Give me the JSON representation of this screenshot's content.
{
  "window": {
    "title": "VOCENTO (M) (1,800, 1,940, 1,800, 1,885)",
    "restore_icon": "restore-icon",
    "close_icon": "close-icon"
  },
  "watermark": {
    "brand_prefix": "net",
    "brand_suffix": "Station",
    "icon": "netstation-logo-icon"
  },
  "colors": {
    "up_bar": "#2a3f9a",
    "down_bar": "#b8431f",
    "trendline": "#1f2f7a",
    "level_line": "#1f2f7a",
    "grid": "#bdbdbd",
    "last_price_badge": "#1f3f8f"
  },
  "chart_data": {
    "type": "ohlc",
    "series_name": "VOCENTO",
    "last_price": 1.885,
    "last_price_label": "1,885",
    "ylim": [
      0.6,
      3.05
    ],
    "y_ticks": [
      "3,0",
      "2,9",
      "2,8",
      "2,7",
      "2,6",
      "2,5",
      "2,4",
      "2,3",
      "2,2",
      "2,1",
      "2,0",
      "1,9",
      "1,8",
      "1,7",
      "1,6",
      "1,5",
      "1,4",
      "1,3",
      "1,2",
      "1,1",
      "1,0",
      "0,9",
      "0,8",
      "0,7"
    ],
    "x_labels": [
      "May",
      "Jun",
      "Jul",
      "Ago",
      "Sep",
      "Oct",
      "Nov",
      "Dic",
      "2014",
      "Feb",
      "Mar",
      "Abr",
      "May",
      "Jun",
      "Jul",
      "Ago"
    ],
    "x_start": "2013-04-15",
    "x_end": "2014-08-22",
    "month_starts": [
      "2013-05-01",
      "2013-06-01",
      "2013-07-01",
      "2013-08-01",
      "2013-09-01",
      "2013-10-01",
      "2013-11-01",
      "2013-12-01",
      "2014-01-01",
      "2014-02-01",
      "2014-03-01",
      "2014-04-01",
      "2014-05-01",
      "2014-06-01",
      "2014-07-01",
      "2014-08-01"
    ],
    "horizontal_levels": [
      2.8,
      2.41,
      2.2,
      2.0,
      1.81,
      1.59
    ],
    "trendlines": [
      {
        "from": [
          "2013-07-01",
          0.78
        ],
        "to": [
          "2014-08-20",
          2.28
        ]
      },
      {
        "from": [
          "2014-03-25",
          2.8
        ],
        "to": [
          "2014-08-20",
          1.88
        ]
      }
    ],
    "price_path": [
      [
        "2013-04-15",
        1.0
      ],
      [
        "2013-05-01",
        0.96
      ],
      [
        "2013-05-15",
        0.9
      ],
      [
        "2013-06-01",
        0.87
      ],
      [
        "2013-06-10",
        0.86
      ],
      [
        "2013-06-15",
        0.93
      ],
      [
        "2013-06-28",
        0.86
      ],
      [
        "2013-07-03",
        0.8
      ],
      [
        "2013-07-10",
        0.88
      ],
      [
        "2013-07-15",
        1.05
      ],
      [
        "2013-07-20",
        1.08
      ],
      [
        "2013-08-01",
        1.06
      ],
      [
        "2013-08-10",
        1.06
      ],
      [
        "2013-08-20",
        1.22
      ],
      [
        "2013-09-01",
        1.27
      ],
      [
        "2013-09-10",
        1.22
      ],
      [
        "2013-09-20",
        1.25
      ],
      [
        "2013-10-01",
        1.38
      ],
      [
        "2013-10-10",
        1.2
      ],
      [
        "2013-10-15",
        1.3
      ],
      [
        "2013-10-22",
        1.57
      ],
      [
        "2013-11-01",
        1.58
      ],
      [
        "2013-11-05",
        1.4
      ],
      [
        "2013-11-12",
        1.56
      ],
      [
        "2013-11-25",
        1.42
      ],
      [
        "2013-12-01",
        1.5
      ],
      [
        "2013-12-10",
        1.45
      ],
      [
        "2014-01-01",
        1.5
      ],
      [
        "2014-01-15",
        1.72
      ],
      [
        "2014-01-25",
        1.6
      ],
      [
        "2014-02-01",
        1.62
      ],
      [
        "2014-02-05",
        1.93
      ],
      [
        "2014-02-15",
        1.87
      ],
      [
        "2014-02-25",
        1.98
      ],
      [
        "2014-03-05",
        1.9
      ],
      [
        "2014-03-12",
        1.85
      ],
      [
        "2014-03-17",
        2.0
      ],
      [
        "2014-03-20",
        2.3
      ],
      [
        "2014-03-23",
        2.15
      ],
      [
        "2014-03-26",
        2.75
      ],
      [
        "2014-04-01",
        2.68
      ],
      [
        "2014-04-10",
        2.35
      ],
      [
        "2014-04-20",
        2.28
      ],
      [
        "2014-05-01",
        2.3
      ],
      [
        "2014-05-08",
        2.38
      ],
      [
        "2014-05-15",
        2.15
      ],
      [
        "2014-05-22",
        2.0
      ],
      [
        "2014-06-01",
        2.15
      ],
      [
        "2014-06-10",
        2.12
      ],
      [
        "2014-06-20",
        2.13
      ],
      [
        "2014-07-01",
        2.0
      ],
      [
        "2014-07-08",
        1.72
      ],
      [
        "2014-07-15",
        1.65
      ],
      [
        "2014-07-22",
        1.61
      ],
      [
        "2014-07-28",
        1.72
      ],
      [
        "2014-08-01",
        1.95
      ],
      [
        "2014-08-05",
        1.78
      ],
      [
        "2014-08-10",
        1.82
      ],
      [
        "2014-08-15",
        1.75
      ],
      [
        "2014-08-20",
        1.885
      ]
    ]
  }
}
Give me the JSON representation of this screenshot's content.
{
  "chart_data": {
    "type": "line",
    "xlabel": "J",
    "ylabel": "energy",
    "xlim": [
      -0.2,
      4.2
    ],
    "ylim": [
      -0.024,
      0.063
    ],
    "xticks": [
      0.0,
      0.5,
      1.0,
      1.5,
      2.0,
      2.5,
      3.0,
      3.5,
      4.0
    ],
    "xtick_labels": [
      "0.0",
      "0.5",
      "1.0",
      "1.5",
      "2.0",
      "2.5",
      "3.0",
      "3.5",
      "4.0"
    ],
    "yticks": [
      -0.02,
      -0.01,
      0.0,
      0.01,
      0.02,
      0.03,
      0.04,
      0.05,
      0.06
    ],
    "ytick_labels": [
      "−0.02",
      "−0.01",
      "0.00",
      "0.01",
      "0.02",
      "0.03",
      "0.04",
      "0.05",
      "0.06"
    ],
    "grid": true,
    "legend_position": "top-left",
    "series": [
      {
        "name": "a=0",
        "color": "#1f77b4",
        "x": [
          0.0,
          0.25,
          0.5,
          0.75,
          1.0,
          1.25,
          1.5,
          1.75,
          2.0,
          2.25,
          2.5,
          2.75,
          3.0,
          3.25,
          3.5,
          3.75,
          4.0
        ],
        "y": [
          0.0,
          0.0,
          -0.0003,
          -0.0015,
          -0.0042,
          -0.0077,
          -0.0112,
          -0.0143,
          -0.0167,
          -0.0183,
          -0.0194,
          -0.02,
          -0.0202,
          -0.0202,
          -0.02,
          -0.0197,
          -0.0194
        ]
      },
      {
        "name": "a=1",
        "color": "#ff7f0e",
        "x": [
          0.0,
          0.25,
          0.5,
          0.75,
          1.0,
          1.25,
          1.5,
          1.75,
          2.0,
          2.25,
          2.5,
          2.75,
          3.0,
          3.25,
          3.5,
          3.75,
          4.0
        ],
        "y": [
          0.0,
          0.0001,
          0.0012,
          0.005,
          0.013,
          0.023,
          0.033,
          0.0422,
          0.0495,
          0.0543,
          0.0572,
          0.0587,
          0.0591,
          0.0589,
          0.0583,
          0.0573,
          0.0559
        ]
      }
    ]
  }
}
-=-=-=-=-
- _Stated problem_
Restate the listing above word for word.

- _Task output_
Give me the JSON representation of this screenshot's content.
{
  "window": {
    "title": "VOCENTO (M) (1,800, 1,940, 1,800, 1,885)",
    "restore_icon": "restore-icon",
    "close_icon": "close-icon"
  },
  "watermark": {
    "brand_prefix": "net",
    "brand_suffix": "Station",
    "icon": "netstation-logo-icon"
  },
  "colors": {
    "up_bar": "#2a3f9a",
    "down_bar": "#b8431f",
    "trendline": "#1f2f7a",
    "level_line": "#1f2f7a",
    "grid": "#bdbdbd",
    "last_price_badge": "#1f3f8f"
  },
  "chart_data": {
    "type": "ohlc",
    "series_name": "VOCENTO",
    "last_price": 1.885,
    "last_price_label": "1,885",
    "ylim": [
      0.6,
      3.05
    ],
    "y_ticks": [
      "3,0",
      "2,9",
      "2,8",
      "2,7",
      "2,6",
      "2,5",
      "2,4",
      "2,3",
      "2,2",
      "2,1",
      "2,0",
      "1,9",
      "1,8",
      "1,7",
      "1,6",
      "1,5",
      "1,4",
      "1,3",
      "1,2",
      "1,1",
      "1,0",
      "0,9",
      "0,8",
      "0,7"
    ],
    "x_labels": [
      "May",
      "Jun",
      "Jul",
      "Ago",
      "Sep",
      "Oct",
      "Nov",
      "Dic",
      "2014",
      "Feb",
      "Mar",
      "Abr",
      "May",
      "Jun",
      "Jul",
      "Ago"
    ],
    "x_start": "2013-04-15",
    "x_end": "2014-08-22",
    "month_starts": [
      "2013-05-01",
      "2013-06-01",
      "2013-07-01",
      "2013-08-01",
      "2013-09-01",
      "2013-10-01",
      "2013-11-01",
      "2013-12-01",
      "2014-01-01",
      "2014-02-01",
      "2014-03-01",
      "2014-04-01",
      "2014-05-01",
      "2014-06-01",
      "2014-07-01",
      "2014-08-01"
    ],
    "horizontal_levels": [
      2.8,
      2.41,
      2.2,
      2.0,
      1.81,
      1.59
    ],
    "trendlines": [
      {
        "from": [
          "2013-07-01",
          0.78
        ],
        "to": [
          "2014-08-20",
          2.28
        ]
      },
      {
        "from": [
          "2014-03-25",
          2.8
        ],
        "to": [
          "2014-08-20",
          1.88
        ]
      }
    ],
    "price_path": [
      [
        "2013-04-15",
        1.0
      ],
      [
        "2013-05-01",
        0.96
      ],
      [
        "2013-05-15",
        0.9
      ],
      [
        "2013-06-01",
        0.87
      ],
      [
        "2013-06-10",
        0.86
      ],
      [
        "2013-06-15",
        0.93
      ],
      [
        "2013-06-28",
        0.86
      ],
      [
        "2013-07-03",
        0.8
      ],
      [
        "2013-07-10",
        0.88
      ],
      [
        "2013-07-15",
        1.05
      ],
      [
        "2013-07-20",
        1.08
      ],
      [
        "2013-08-01",
        1.06
      ],
      [
        "2013-08-10",
        1.06
      ],
      [
        "2013-08-20",
        1.22
      ],
      [
        "2013-09-01",
        1.27
      ],
      [
        "2013-09-10",
        1.22
      ],
      [
        "2013-09-20",
        1.25
      ],
      [
        "2013-10-01",
        1.38
      ],
      [
        "2013-10-10",
        1.2
      ],
      [
        "2013-10-15",
        1.3
      ],
      [
        "2013-10-22",
        1.57
      ],
      [
        "2013-11-01",
        1.58
      ],
      [
        "2013-11-05",
        1.4
      ],
      [
        "2013-11-12",
        1.56
      ],
      [
        "2013-11-25",
        1.42
      ],
      [
        "2013-12-01",
        1.5
      ],
      [
        "2013-12-10",
        1.45
      ],
      [
        "2014-01-01",
        1.5
      ],
      [
        "2014-01-15",
        1.72
      ],
      [
        "2014-01-25",
        1.6
      ],
      [
        "2014-02-01",
        1.62
      ],
      [
        "2014-02-05",
        1.93
      ],
      [
        "2014-02-15",
        1.87
      ],
      [
        "2014-02-25",
        1.98
      ],
      [
        "2014-03-05",
        1.9
      ],
      [
        "2014-03-12",
        1.85
      ],
      [
        "2014-03-17",
        2.0
      ],
      [
        "2014-03-20",
        2.3
      ],
      [
        "2014-03-23",
        2.15
      ],
      [
        "2014-03-26",
        2.75
      ],
      [
        "2014-04-01",
        2.68
      ],
      [
        "2014-04-10",
        2.35
      ],
      [
        "2014-04-20",
        2.28
      ],
      [
        "2014-05-01",
        2.3
      ],
      [
        "2014-05-08",
        2.38
      ],
      [
        "2014-05-15",
        2.15
      ],
      [
        "2014-05-22",
        2.0
      ],
      [
        "2014-06-01",
        2.15
      ],
      [
        "2014-06-10",
        2.12
      ],
      [
        "2014-06-20",
        2.13
      ],
      [
        "2014-07-01",
        2.0
      ],
      [
        "2014-07-08",
        1.72
      ],
      [
        "2014-07-15",
        1.65
      ],
      [
        "2014-07-22",
        1.61
      ],
      [
        "2014-07-28",
        1.72
      ],
      [
        "2014-08-01",
        1.95
      ],
      [
        "2014-08-05",
        1.78
      ],
      [
        "2014-08-10",
        1.82
      ],
      [
        "2014-08-15",
        1.75
      ],
      [
        "2014-08-20",
        1.885
      ]
    ]
  }
}
Give me the JSON representation of this screenshot's content.
{
  "chart_data": {
    "type": "line",
    "xlabel": "J",
    "ylabel": "energy",
    "xlim": [
      -0.2,
      4.2
    ],
    "ylim": [
      -0.024,
      0.063
    ],
    "xticks": [
      0.0,
      0.5,
      1.0,
      1.5,
      2.0,
      2.5,
      3.0,
      3.5,
      4.0
    ],
    "xtick_labels": [
      "0.0",
      "0.5",
      "1.0",
      "1.5",
      "2.0",
      "2.5",
      "3.0",
      "3.5",
      "4.0"
    ],
    "yticks": [
      -0.02,
      -0.01,
      0.0,
      0.01,
      0.02,
      0.03,
      0.04,
      0.05,
      0.06
    ],
    "ytick_labels": [
      "−0.02",
      "−0.01",
      "0.00",
      "0.01",
      "0.02",
      "0.03",
      "0.04",
      "0.05",
      "0.06"
    ],
    "grid": true,
    "legend_position": "top-left",
    "series": [
      {
        "name": "a=0",
        "color": "#1f77b4",
        "x": [
          0.0,
          0.25,
          0.5,
          0.75,
          1.0,
          1.25,
          1.5,
          1.75,
          2.0,
          2.25,
          2.5,
          2.75,
          3.0,
          3.25,
          3.5,
          3.75,
          4.0
        ],
        "y": [
          0.0,
          0.0,
          -0.0003,
          -0.0015,
          -0.0042,
          -0.0077,
          -0.0112,
          -0.0143,
          -0.0167,
          -0.0183,
          -0.0194,
          -0.02,
          -0.0202,
          -0.0202,
          -0.02,
          -0.0197,
          -0.0194
        ]
      },
      {
        "name": "a=1",
        "color": "#ff7f0e",
        "x": [
          0.0,
          0.25,
          0.5,
          0.75,
          1.0,
          1.25,
          1.5,
          1.75,
          2.0,
          2.25,
          2.5,
          2.75,
          3.0,
          3.25,
          3.5,
          3.75,
          4.0
        ],
        "y": [
          0.0,
          0.0001,
          0.0012,
          0.005,
          0.013,
          0.023,
          0.033,
          0.0422,
          0.0495,
          0.0543,
          0.0572,
          0.0587,
          0.0591,
          0.0589,
          0.0583,
          0.0573,
          0.0559
        ]
      }
    ]
  }
}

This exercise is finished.